* START Reading passage *

But I do get some things done. I spend time with my kids and my friends every once in a while. Decent meals occur in my kitchen. I write a lot. I publish some of it.

I notice my last couple of posts have reflected the Annual Academic’s Augustpocalypse Angst. One recurrent task is writing reports–for me, this year, a report on my summer work, another on my leave year generally, and then something called a “Five Year Plan.”

It’s a highly speculative exercise, to map out the next five years, especially given how hard it can be to just pick a pair of trousers in the morning. But mine isn’t the only university that asks its faculty members, periodically, to look backwards, then forwards. We’re all supposed to hate it, this chore of generating memos and other documents that are, in turn, a chore for their recipients to read. If they read them at all. Some administrators are conscientious and responsive, and others are basically yawning faceless whirlpools with sheafs of papers rattling around in the abysses of their hearts.

poe1Don’t tell anyone, but I kind of like these reports. You know the satisfaction of writing a list and then crossing off items one by one? It’s like that. Out of the chaos of my life, I generate a roster of items I actually accomplished, and then I get to feel smug for a few minutes, until I remember all the forthcoming deadlines I cannot possibly ever meet.

* END Reading passage *
* START Extracted material *

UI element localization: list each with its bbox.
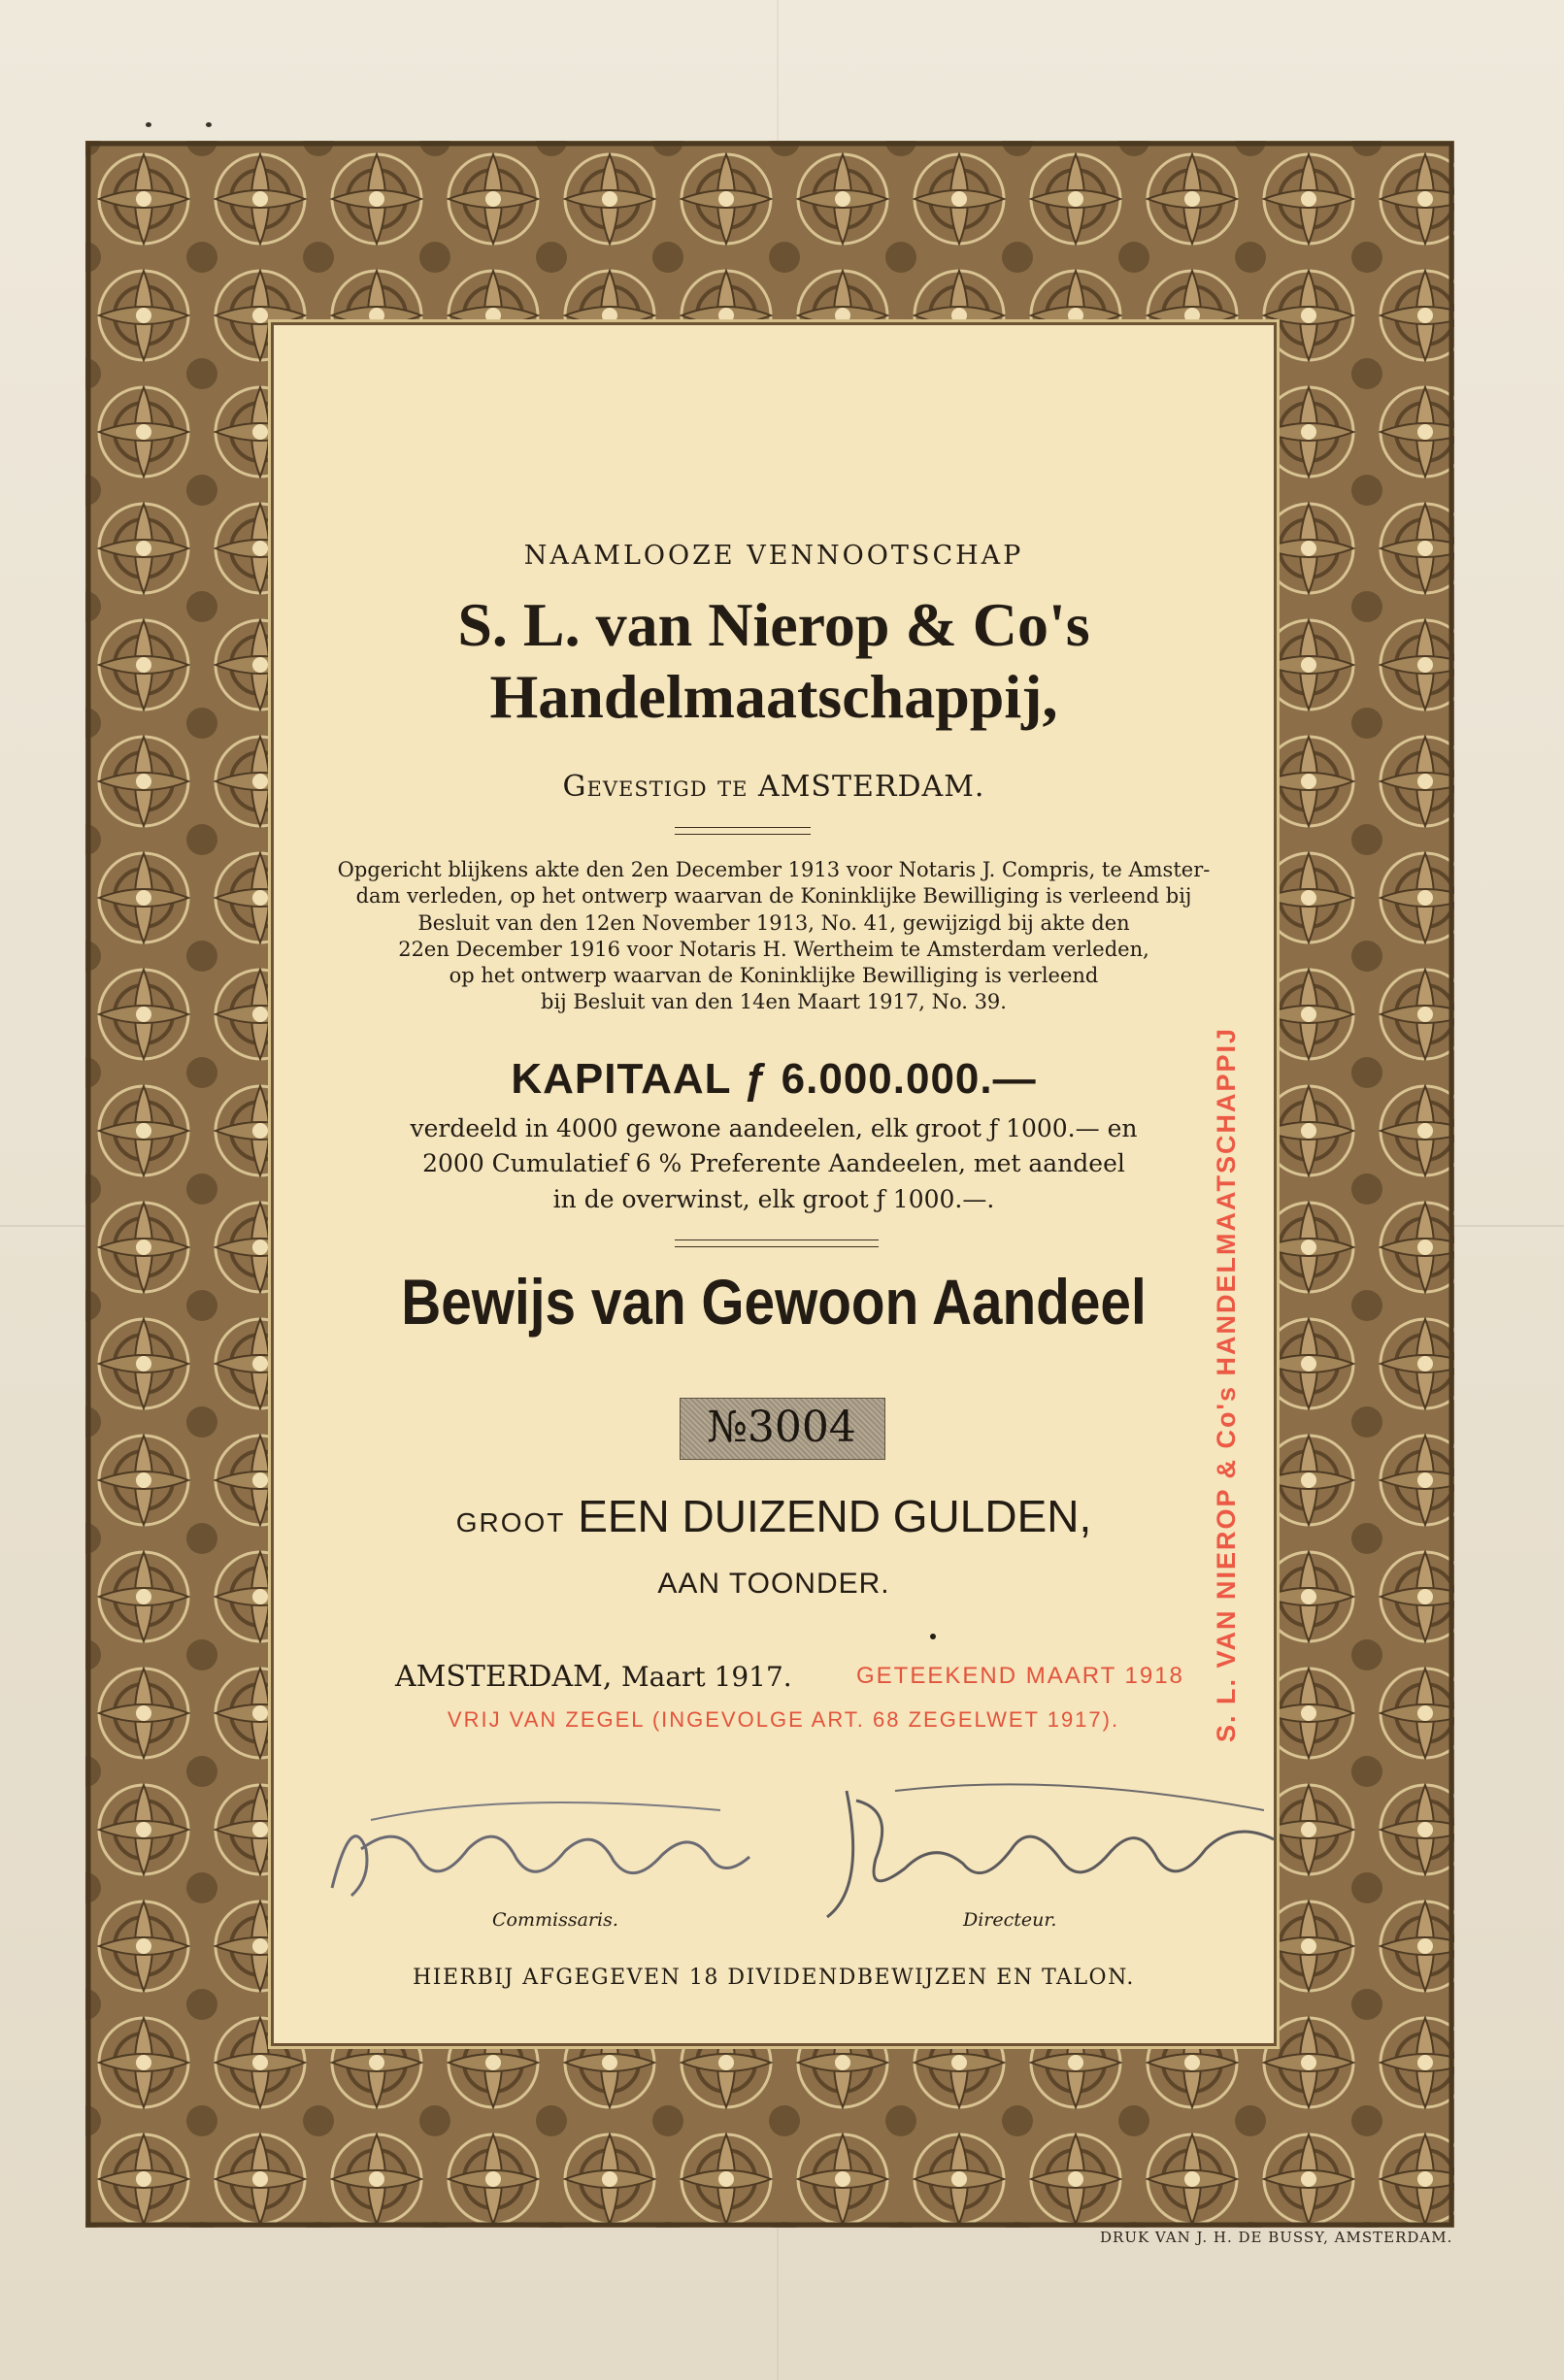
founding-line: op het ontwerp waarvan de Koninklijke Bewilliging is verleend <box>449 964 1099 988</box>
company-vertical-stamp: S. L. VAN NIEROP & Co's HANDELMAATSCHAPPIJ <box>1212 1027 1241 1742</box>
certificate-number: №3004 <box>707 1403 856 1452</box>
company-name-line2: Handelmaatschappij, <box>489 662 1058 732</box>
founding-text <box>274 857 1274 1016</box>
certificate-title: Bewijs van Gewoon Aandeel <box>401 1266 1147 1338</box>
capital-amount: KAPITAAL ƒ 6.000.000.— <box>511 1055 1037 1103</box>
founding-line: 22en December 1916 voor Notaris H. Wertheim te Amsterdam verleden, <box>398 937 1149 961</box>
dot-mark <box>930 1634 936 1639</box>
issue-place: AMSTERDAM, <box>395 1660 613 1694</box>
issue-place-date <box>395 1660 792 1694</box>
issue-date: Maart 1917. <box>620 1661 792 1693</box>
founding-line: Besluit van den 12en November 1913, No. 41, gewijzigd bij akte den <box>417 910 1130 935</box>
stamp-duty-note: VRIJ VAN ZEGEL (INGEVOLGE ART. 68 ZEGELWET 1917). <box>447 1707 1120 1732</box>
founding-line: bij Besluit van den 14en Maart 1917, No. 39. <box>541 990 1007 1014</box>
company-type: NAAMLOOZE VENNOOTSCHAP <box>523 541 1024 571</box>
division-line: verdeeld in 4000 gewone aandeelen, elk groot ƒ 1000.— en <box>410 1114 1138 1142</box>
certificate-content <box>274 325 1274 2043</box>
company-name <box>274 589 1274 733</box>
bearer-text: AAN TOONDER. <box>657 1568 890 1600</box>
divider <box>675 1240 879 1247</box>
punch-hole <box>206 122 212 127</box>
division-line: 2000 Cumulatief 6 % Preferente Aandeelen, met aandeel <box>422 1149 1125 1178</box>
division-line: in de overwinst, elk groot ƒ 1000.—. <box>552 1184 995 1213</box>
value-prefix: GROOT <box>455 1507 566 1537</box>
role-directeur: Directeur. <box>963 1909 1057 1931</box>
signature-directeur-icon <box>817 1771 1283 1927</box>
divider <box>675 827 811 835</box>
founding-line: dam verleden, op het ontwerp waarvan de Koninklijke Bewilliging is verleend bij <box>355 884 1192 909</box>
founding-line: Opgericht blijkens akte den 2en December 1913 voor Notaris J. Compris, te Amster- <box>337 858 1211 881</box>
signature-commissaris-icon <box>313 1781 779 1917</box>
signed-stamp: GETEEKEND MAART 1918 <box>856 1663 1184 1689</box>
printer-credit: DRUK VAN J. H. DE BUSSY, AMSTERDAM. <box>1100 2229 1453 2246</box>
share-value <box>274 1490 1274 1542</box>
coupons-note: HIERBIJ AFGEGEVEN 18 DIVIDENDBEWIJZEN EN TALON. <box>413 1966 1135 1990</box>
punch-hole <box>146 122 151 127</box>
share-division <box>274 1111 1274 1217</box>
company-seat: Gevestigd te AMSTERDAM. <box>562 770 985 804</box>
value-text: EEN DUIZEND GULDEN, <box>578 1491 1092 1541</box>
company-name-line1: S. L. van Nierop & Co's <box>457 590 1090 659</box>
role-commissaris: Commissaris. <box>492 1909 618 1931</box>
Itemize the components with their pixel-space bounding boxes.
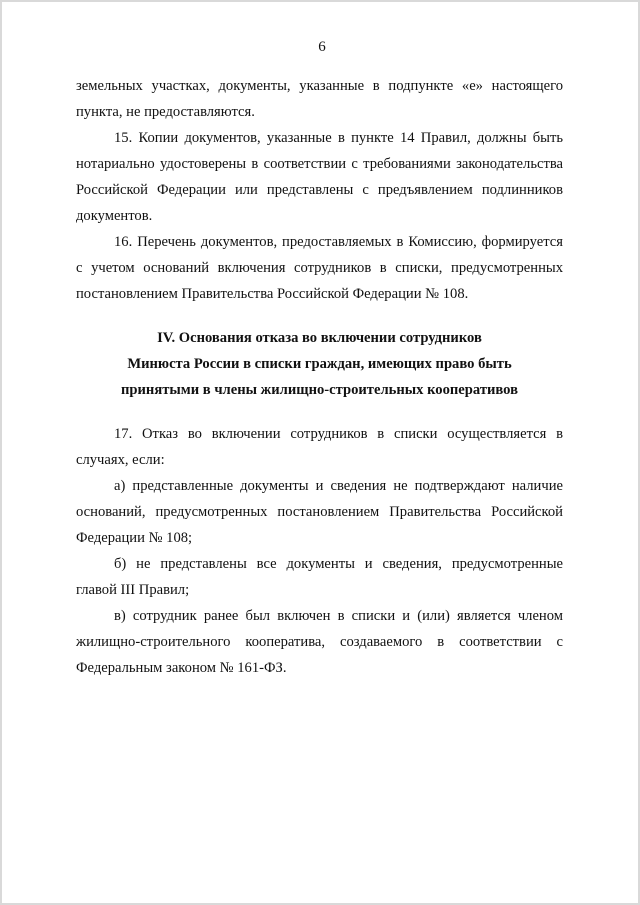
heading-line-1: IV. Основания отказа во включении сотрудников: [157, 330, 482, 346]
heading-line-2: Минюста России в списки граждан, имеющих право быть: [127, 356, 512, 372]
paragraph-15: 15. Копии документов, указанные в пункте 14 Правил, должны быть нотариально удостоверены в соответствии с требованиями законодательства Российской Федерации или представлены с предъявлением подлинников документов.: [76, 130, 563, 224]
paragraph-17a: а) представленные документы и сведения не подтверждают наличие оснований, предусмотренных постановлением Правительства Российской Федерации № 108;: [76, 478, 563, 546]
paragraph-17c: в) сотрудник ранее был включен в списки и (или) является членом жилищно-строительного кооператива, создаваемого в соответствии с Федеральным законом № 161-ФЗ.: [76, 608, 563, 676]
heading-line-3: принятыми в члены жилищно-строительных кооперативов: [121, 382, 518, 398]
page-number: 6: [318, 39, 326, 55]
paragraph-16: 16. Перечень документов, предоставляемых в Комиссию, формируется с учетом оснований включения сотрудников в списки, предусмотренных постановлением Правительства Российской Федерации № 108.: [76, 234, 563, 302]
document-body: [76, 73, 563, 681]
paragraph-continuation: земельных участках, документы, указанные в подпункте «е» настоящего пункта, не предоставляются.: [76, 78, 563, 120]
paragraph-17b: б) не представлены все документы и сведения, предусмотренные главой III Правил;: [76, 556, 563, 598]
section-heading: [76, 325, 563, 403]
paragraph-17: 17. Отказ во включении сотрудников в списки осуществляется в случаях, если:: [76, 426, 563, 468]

* END Extracted material *

Given instruction -
Copy the passage about academic reports again, starting from the words containing "But I do get" and ending with "some of it.", and swap "kitchen" for "dining room".

Output for this task -
But I do get some things done. I spend time with my kids and my friends every once in a while. Decent meals occur in my dining room. I write a lot. I publish some of it.